▶ _Instructions for the task_
In the listing below, locate the lines bearing the word "name". Copy every one of them.

▶ _Items from a figure collection_
begin

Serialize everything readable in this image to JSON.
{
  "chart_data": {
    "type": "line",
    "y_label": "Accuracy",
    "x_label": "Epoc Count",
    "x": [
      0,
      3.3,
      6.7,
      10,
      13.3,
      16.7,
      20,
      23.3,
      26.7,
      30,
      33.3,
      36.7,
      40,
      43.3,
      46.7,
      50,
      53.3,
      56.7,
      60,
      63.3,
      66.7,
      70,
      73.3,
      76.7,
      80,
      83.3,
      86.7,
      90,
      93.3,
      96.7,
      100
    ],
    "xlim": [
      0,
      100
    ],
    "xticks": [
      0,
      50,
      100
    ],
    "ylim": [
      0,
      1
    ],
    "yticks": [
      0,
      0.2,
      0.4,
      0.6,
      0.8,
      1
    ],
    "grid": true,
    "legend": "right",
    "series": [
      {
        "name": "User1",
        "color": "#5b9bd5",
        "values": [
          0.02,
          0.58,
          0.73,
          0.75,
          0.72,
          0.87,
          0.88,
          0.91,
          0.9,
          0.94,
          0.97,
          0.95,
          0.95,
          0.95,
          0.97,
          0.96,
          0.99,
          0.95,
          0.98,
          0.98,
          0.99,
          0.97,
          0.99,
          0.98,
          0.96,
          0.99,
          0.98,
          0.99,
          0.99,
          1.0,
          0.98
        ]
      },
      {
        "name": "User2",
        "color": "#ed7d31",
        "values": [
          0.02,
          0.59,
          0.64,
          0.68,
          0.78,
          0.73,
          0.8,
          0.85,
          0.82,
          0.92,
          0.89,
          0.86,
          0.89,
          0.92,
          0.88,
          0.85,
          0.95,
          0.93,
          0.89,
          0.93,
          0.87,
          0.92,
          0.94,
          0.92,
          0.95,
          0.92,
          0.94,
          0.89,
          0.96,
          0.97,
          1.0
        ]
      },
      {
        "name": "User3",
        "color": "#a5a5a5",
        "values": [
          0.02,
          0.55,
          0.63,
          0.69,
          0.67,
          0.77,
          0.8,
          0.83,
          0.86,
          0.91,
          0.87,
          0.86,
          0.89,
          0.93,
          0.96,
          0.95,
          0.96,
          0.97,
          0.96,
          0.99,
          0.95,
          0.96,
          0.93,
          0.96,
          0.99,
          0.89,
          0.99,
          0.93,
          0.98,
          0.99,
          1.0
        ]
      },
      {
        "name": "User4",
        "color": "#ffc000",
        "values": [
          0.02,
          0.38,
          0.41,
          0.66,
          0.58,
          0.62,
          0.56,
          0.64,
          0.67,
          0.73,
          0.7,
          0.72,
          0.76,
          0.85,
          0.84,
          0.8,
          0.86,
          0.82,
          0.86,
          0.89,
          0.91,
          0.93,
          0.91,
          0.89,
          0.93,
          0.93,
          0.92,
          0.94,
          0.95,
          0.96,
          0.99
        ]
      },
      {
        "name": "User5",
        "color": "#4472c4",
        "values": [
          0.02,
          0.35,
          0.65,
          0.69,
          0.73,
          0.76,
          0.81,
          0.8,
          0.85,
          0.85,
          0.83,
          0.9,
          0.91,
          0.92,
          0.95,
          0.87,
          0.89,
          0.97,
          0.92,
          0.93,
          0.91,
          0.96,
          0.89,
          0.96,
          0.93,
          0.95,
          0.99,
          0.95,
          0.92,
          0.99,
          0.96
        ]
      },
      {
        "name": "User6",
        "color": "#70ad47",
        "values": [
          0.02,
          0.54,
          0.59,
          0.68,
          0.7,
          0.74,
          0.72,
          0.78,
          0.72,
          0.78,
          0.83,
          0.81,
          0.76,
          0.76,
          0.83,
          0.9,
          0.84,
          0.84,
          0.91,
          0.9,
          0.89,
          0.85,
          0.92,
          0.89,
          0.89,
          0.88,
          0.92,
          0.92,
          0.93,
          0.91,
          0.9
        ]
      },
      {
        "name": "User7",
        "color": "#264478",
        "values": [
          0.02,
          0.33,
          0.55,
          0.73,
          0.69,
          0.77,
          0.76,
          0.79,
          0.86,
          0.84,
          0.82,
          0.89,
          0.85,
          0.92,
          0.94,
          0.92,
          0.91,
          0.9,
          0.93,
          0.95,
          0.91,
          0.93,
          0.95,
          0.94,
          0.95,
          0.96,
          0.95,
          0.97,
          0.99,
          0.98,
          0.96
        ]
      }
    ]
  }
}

end

▶ _Final result_
        "name": "User1",
        "name": "User2",
        "name": "User3",
        "name": "User4",
        "name": "User5",
        "name": "User6",
        "name": "User7",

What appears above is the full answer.